The Committee on House Administration (“CHA”) just released a notice for a September 23, 2010 meeting to mark up the Fair Elections Now Act, a legislative proposal to use federal taxpayer dollars to fund congressional elections.
In these times of soaring federal deficits and rising unemployment in the private sector, holding a hearing to discuss how incumbent lawmakers can tap the federal treasury to fund their campaign committees and political ambitions makes no sense to me. It will be interesting to see which lawmakers are willing to return to their districts in these tough economic times to make the case to their constituents that their precise federal tax dollars should be used to fund the lawmaker’s political ambitions.
This legislation is not about preventing corruption or its appearance. Rather, its primary purpose is to further reduce citizen participation in elections by contributing to candidates they support.

Document structure recognition records:
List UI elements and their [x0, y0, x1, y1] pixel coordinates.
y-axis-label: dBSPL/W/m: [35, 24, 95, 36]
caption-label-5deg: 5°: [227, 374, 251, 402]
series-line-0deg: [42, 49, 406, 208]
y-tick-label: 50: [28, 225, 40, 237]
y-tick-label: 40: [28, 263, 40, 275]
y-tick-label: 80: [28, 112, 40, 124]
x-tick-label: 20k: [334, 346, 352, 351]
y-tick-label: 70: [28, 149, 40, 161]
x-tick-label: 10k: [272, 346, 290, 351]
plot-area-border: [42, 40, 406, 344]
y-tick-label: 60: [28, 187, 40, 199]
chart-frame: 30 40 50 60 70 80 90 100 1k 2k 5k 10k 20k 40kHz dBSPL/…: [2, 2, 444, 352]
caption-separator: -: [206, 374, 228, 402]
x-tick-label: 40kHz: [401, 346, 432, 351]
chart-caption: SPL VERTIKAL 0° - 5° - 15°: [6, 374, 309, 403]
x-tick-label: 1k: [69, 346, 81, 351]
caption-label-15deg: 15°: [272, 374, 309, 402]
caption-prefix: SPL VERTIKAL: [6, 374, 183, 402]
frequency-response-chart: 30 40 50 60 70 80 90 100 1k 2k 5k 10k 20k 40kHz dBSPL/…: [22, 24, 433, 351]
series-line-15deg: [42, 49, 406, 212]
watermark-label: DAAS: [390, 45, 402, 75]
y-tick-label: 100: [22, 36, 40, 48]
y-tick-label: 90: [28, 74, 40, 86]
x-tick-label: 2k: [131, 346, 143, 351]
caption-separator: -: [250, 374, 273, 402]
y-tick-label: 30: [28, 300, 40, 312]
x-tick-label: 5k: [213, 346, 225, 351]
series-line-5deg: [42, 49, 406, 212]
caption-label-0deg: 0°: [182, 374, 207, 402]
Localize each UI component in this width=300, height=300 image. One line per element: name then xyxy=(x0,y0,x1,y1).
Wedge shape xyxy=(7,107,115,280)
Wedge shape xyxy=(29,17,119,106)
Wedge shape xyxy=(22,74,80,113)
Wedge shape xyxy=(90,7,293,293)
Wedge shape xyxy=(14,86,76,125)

## Complete the following
A. Output the portion of the Fair Elections Now Act commentary between "In these times" and "lawmaker’s political ambitions.", inclusive, with no changes.
B. In the commentary on the Fair Elections Now Act, on what date is the Committee on House Administration scheduled to meet to mark up the bill?
C. Write the next part of the commentary on the Fair Elections Now Act, starting after its final sentence.
These records are separate material and have no connection to the commentary on the Fair Elections Now Act.

## Results for each task
A.
In these times of soaring federal deficits and rising unemployment in the private sector, holding a hearing to discuss how incumbent lawmakers can tap the federal treasury to fund their campaign committees and political ambitions makes no sense to me. It will be interesting to see which lawmakers are willing to return to their districts in these tough economic times to make the case to their constituents that their precise federal tax dollars should be used to fund the lawmaker’s political ambitions.

B. September 23, 2010

C.
It’s also worth noting that corporations are still prohibited from making contributions to candidates, national party committees, and the federal accounts of state and local party committees even after Citizens United. I anticipate that the pro-regulation groups will quickly begin their publicity campaign by declaring that this legislation is needed to reduce the influence of corporations in the election process in the wake of Citizens United. Troubling.
UPDATE: And so it begins. FairElectionsNow.org just published a post entitled, “House Panel To Bring Up Historic Legislation To Reduce Corporate-Financed Elections.” The post also announces that the group will begin a six-figure television campaign supporting the legislation. So it appears the pro-regulation groups are going to pursue a soft money advertising campaign asking Congress to divert your tax dollars to their campaign bank accounts.
I wonder if Fair Elections Now will voluntarily comply with the onerous television disclaimer requirements provided for in the DISCLOSE Act legislation that is being pushed by the same group of organizations. This is a teaching moment for them where they can lead by example and show the regulated community how these disclaimers will work in real life. Unbelievable.